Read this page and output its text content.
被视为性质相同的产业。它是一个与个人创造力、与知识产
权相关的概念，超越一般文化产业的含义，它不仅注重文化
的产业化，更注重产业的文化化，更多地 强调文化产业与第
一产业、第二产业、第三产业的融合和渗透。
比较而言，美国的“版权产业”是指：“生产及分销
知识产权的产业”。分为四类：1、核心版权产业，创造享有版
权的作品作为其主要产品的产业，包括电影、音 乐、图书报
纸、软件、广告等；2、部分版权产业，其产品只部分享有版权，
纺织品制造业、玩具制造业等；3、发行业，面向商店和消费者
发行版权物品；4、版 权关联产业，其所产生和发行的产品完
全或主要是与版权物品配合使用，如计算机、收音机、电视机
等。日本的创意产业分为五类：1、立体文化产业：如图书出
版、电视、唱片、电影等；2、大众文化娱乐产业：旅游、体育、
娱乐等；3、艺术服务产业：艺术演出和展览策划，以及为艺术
+===+
Copy out each record, keeping every word as it is.

Read this page and output its text content.
被视为性质相同的产业。它是一个与个人创造力、与知识产
权相关的概念，超越一般文化产业的含义，它不仅注重文化
的产业化，更注重产业的文化化，更多地 强调文化产业与第
一产业、第二产业、第三产业的融合和渗透。
比较而言，美国的“版权产业”是指：“生产及分销
知识产权的产业”。分为四类：1、核心版权产业，创造享有版
权的作品作为其主要产品的产业，包括电影、音 乐、图书报
纸、软件、广告等；2、部分版权产业，其产品只部分享有版权，
纺织品制造业、玩具制造业等；3、发行业，面向商店和消费者
发行版权物品；4、版 权关联产业，其所产生和发行的产品完
全或主要是与版权物品配合使用，如计算机、收音机、电视机
等。日本的创意产业分为五类：1、立体文化产业：如图书出
版、电视、唱片、电影等；2、大众文化娱乐产业：旅游、体育、
娱乐等；3、艺术服务产业：艺术演出和展览策划，以及为艺术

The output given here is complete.